§ **Items from a figure collection**
--- begin ---
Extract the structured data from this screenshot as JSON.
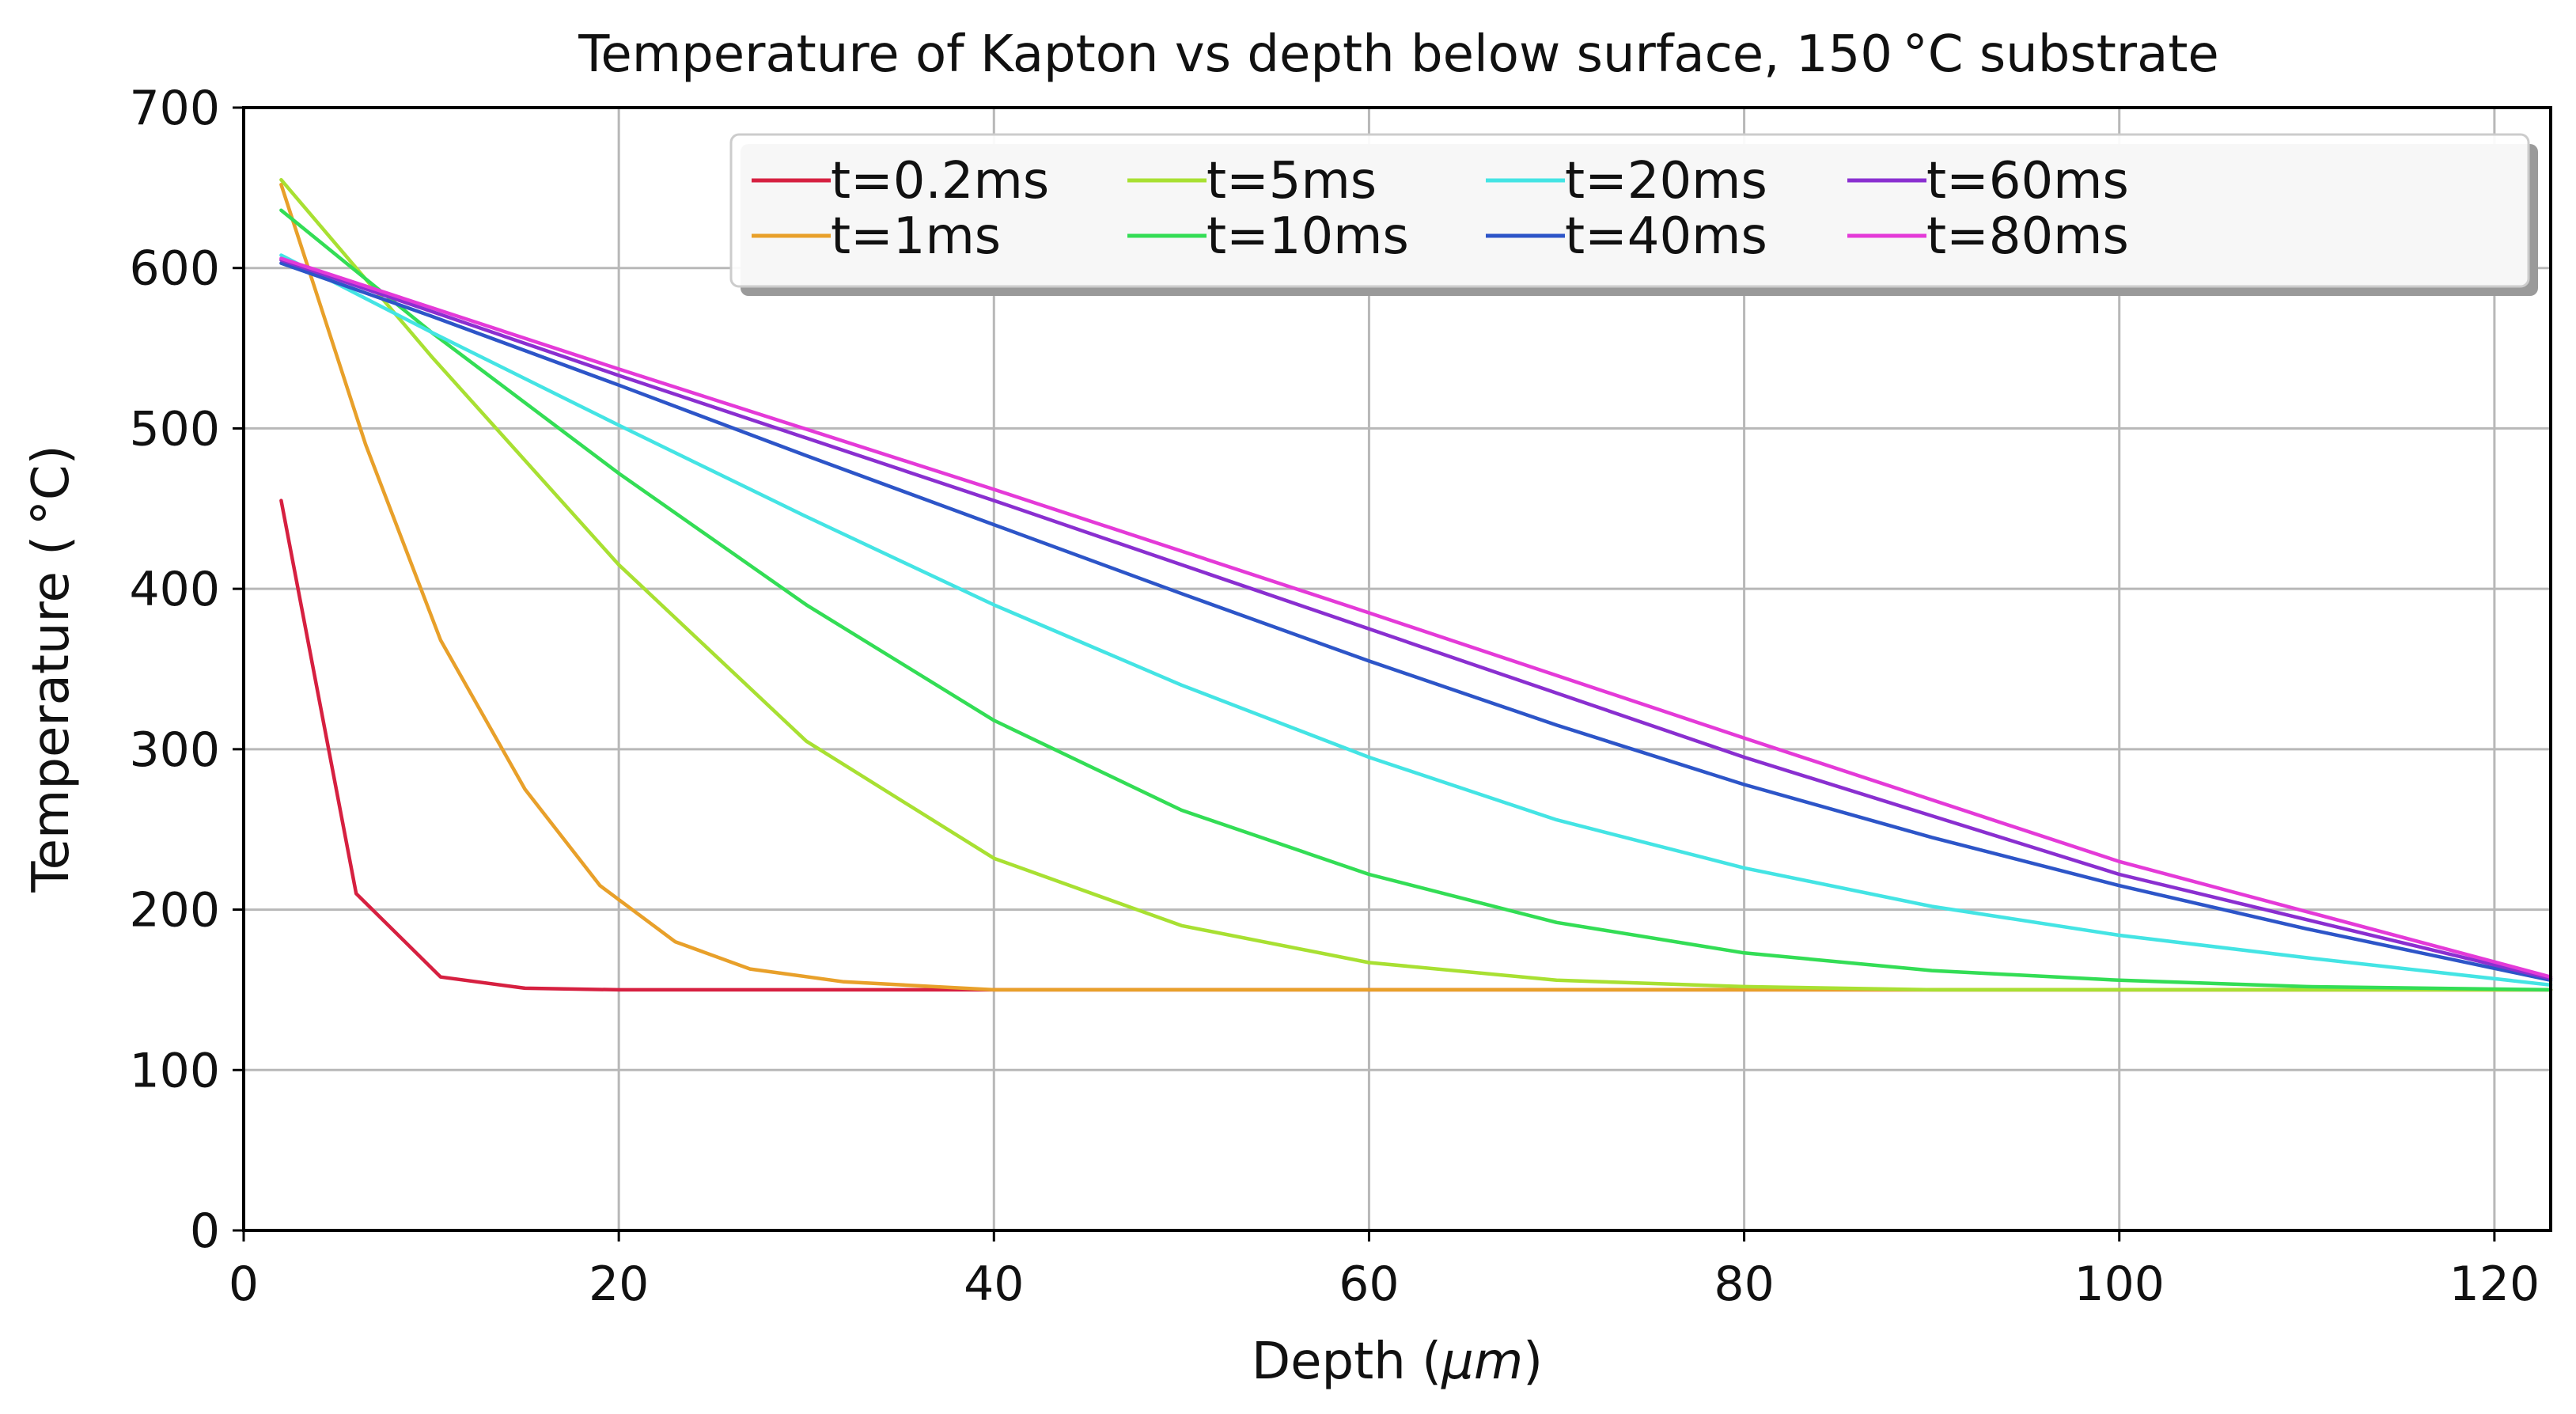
{
  "chart_data": {
    "type": "line",
    "title": "Temperature of Kapton vs depth below surface, 150 °C substrate",
    "xlabel_prefix": "Depth (",
    "xlabel_unit": "μm",
    "xlabel_suffix": ")",
    "ylabel": "Temperature ( °C)",
    "xlim": [
      0,
      123
    ],
    "ylim": [
      0,
      700
    ],
    "xticks": [
      0,
      20,
      40,
      60,
      80,
      100,
      120
    ],
    "yticks": [
      0,
      100,
      200,
      300,
      400,
      500,
      600,
      700
    ],
    "grid": true,
    "legend_position": "top-right",
    "series": [
      {
        "name": "t=0.2ms",
        "color": "#d62040",
        "x": [
          2,
          6,
          10.5,
          15,
          20,
          30,
          40,
          60,
          80,
          100,
          123
        ],
        "y": [
          455,
          210,
          158,
          151,
          150,
          150,
          150,
          150,
          150,
          150,
          150
        ]
      },
      {
        "name": "t=1ms",
        "color": "#e8a02a",
        "x": [
          2,
          6.5,
          10.5,
          15,
          19,
          23,
          27,
          32,
          40,
          60,
          80,
          100,
          123
        ],
        "y": [
          652,
          490,
          368,
          275,
          215,
          180,
          163,
          155,
          150,
          150,
          150,
          150,
          150
        ]
      },
      {
        "name": "t=5ms",
        "color": "#a8e032",
        "x": [
          2,
          10,
          20,
          30,
          40,
          50,
          60,
          70,
          80,
          90,
          100,
          110,
          123
        ],
        "y": [
          655,
          545,
          415,
          305,
          232,
          190,
          167,
          156,
          152,
          150,
          150,
          150,
          150
        ]
      },
      {
        "name": "t=10ms",
        "color": "#33dd55",
        "x": [
          2,
          10,
          20,
          30,
          40,
          50,
          60,
          70,
          80,
          90,
          100,
          110,
          123
        ],
        "y": [
          636,
          560,
          472,
          390,
          318,
          262,
          222,
          192,
          173,
          162,
          156,
          152,
          150
        ]
      },
      {
        "name": "t=20ms",
        "color": "#44e4e4",
        "x": [
          2,
          10,
          20,
          30,
          40,
          50,
          60,
          70,
          80,
          90,
          100,
          110,
          123
        ],
        "y": [
          608,
          560,
          502,
          445,
          390,
          340,
          295,
          256,
          226,
          202,
          184,
          170,
          153
        ]
      },
      {
        "name": "t=40ms",
        "color": "#2d55c8",
        "x": [
          2,
          10,
          20,
          30,
          40,
          50,
          60,
          70,
          80,
          90,
          100,
          110,
          123
        ],
        "y": [
          603,
          570,
          527,
          483,
          440,
          397,
          355,
          315,
          278,
          245,
          215,
          188,
          156
        ]
      },
      {
        "name": "t=60ms",
        "color": "#8a2fd0",
        "x": [
          2,
          20,
          40,
          60,
          80,
          100,
          123
        ],
        "y": [
          605,
          533,
          455,
          375,
          295,
          222,
          157
        ]
      },
      {
        "name": "t=80ms",
        "color": "#e43ad8",
        "x": [
          2,
          20,
          40,
          60,
          80,
          100,
          123
        ],
        "y": [
          606,
          537,
          462,
          385,
          307,
          230,
          158
        ]
      }
    ]
  }
}
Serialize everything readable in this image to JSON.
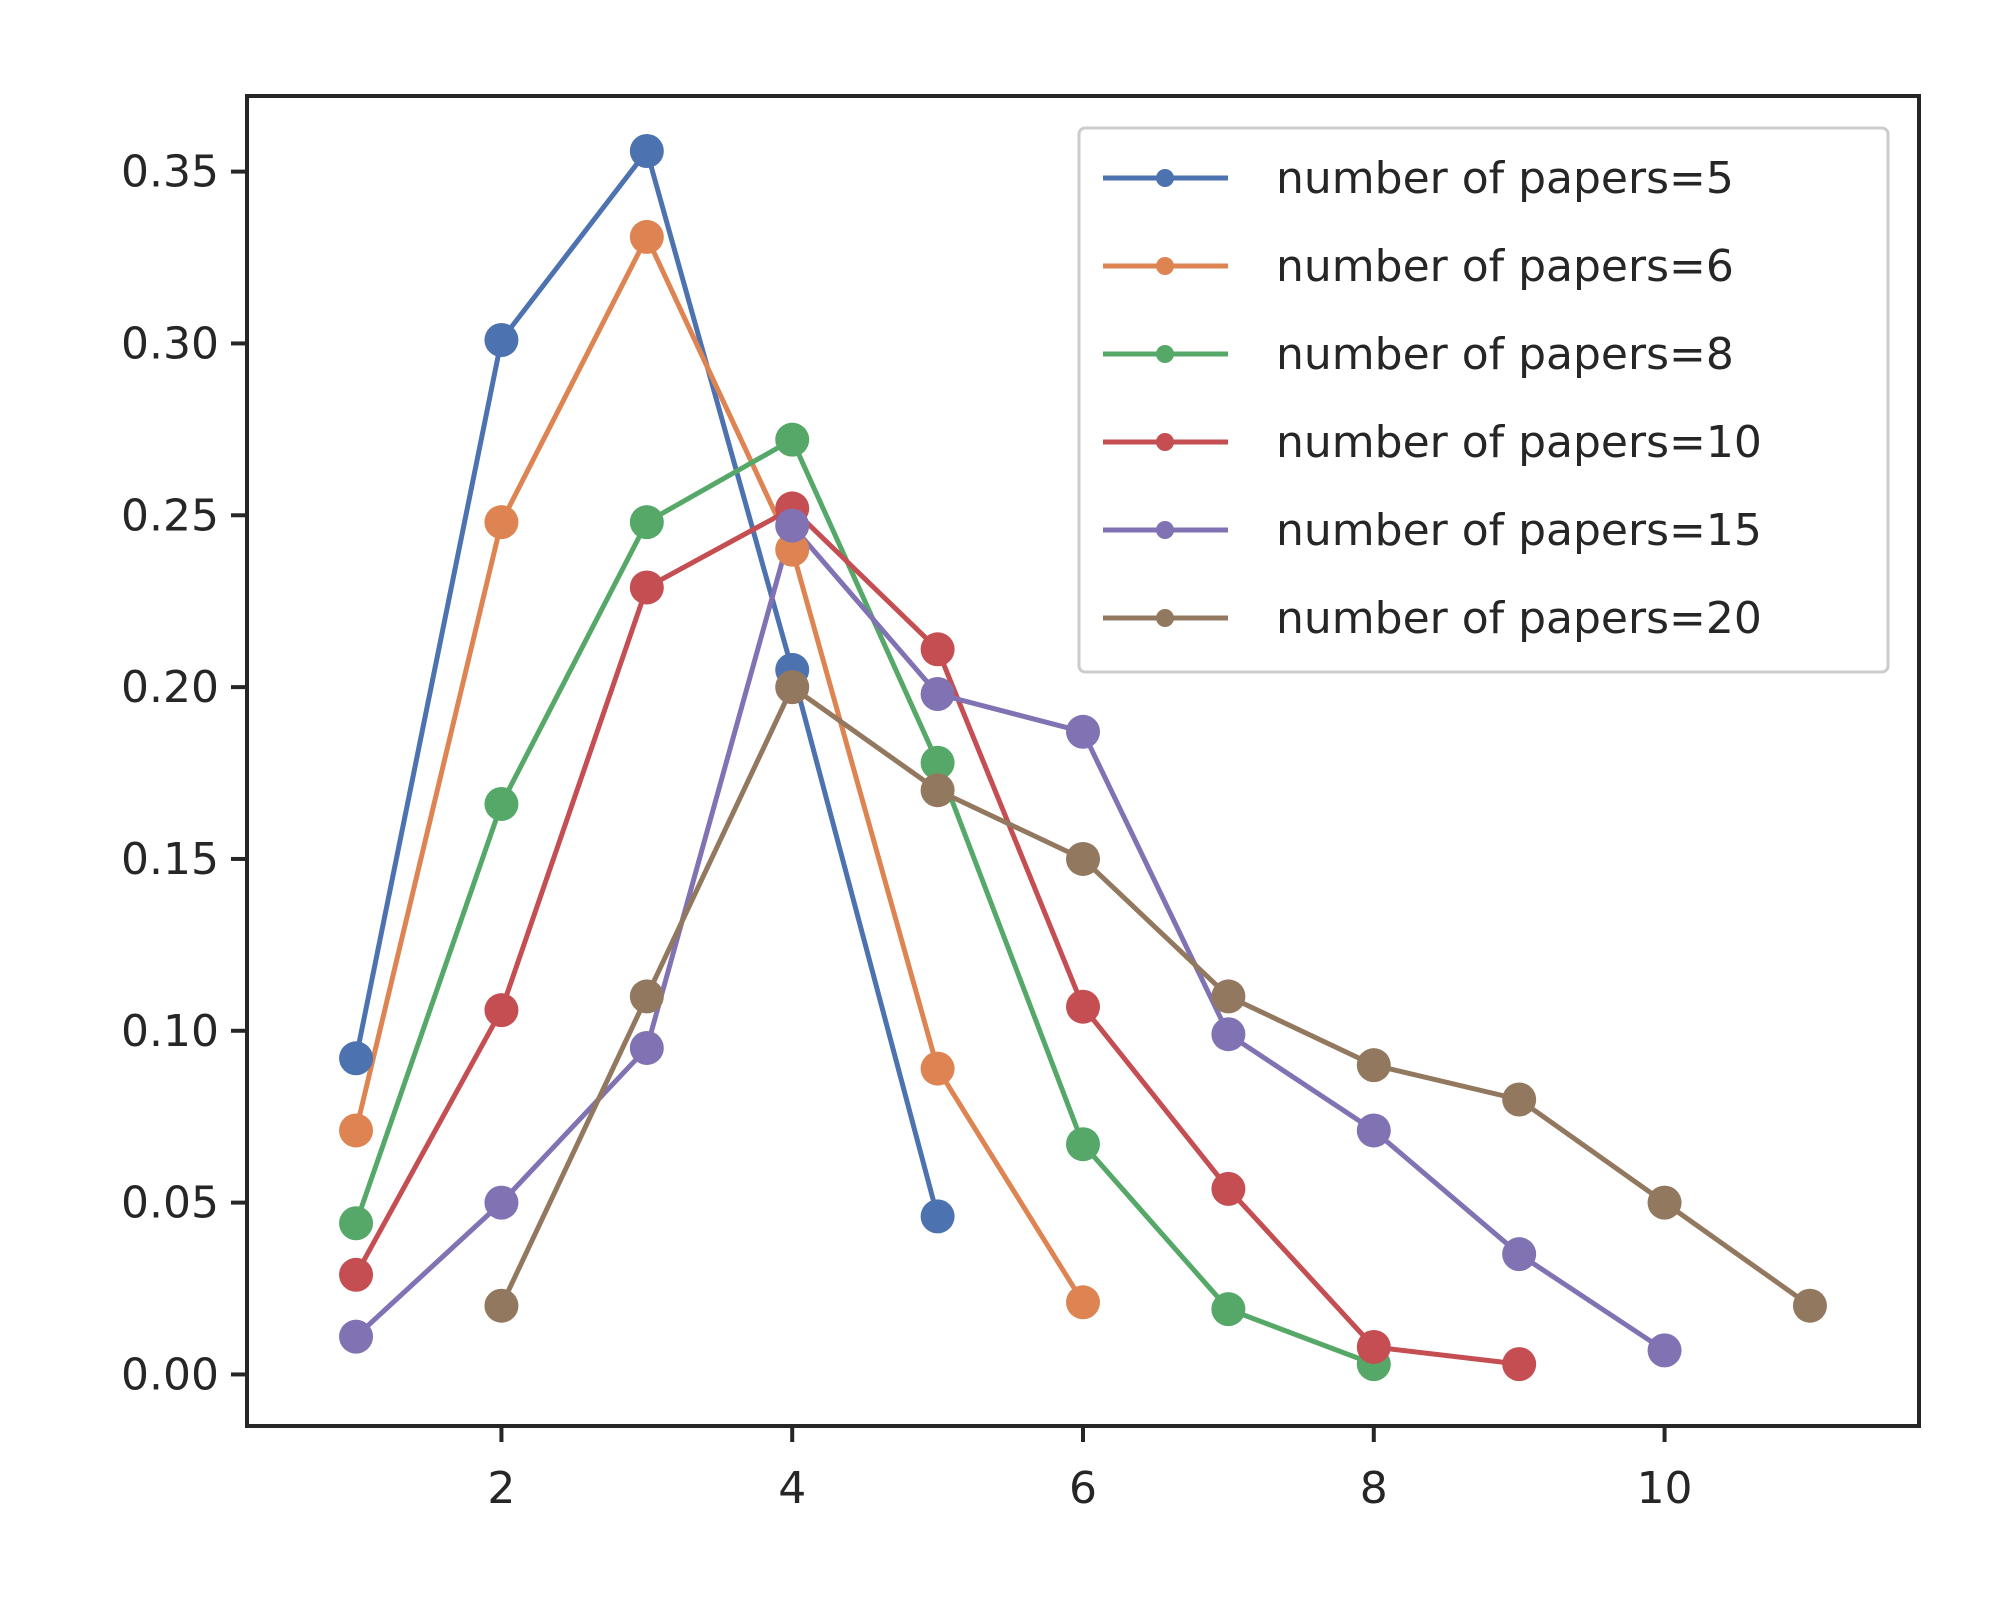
{
  "chart_data": {
    "type": "line",
    "title": "",
    "xlabel": "",
    "ylabel": "",
    "xlim": [
      0.25,
      11.75
    ],
    "ylim": [
      -0.015,
      0.372
    ],
    "xticks": [
      2,
      4,
      6,
      8,
      10
    ],
    "yticks": [
      0.0,
      0.05,
      0.1,
      0.15,
      0.2,
      0.25,
      0.3,
      0.35
    ],
    "xtick_labels": [
      "2",
      "4",
      "6",
      "8",
      "10"
    ],
    "ytick_labels": [
      "0.00",
      "0.05",
      "0.10",
      "0.15",
      "0.20",
      "0.25",
      "0.30",
      "0.35"
    ],
    "grid": false,
    "legend_position": "top-right",
    "series": [
      {
        "name": "number of papers=5",
        "color": "#4c72b0",
        "x": [
          1,
          2,
          3,
          4,
          5
        ],
        "y": [
          0.092,
          0.301,
          0.356,
          0.205,
          0.046
        ]
      },
      {
        "name": "number of papers=6",
        "color": "#dd8452",
        "x": [
          1,
          2,
          3,
          4,
          5,
          6
        ],
        "y": [
          0.071,
          0.248,
          0.331,
          0.24,
          0.089,
          0.021
        ]
      },
      {
        "name": "number of papers=8",
        "color": "#55a868",
        "x": [
          1,
          2,
          3,
          4,
          5,
          6,
          7,
          8
        ],
        "y": [
          0.044,
          0.166,
          0.248,
          0.272,
          0.178,
          0.067,
          0.019,
          0.003
        ]
      },
      {
        "name": "number of papers=10",
        "color": "#c44e52",
        "x": [
          1,
          2,
          3,
          4,
          5,
          6,
          7,
          8,
          9
        ],
        "y": [
          0.029,
          0.106,
          0.229,
          0.252,
          0.211,
          0.107,
          0.054,
          0.008,
          0.003
        ]
      },
      {
        "name": "number of papers=15",
        "color": "#8172b3",
        "x": [
          1,
          2,
          3,
          4,
          5,
          6,
          7,
          8,
          9,
          10
        ],
        "y": [
          0.011,
          0.05,
          0.095,
          0.247,
          0.198,
          0.187,
          0.099,
          0.071,
          0.035,
          0.007
        ]
      },
      {
        "name": "number of papers=20",
        "color": "#937860",
        "x": [
          2,
          3,
          4,
          5,
          6,
          7,
          8,
          9,
          10,
          11
        ],
        "y": [
          0.02,
          0.11,
          0.2,
          0.17,
          0.15,
          0.11,
          0.09,
          0.08,
          0.05,
          0.02
        ]
      }
    ]
  }
}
--- end ---
Pick out all the lines with the word "this" in them and copy them.

Extract the structured data from this screenshot as JSON.
Serialize everything readable in this image to JSON.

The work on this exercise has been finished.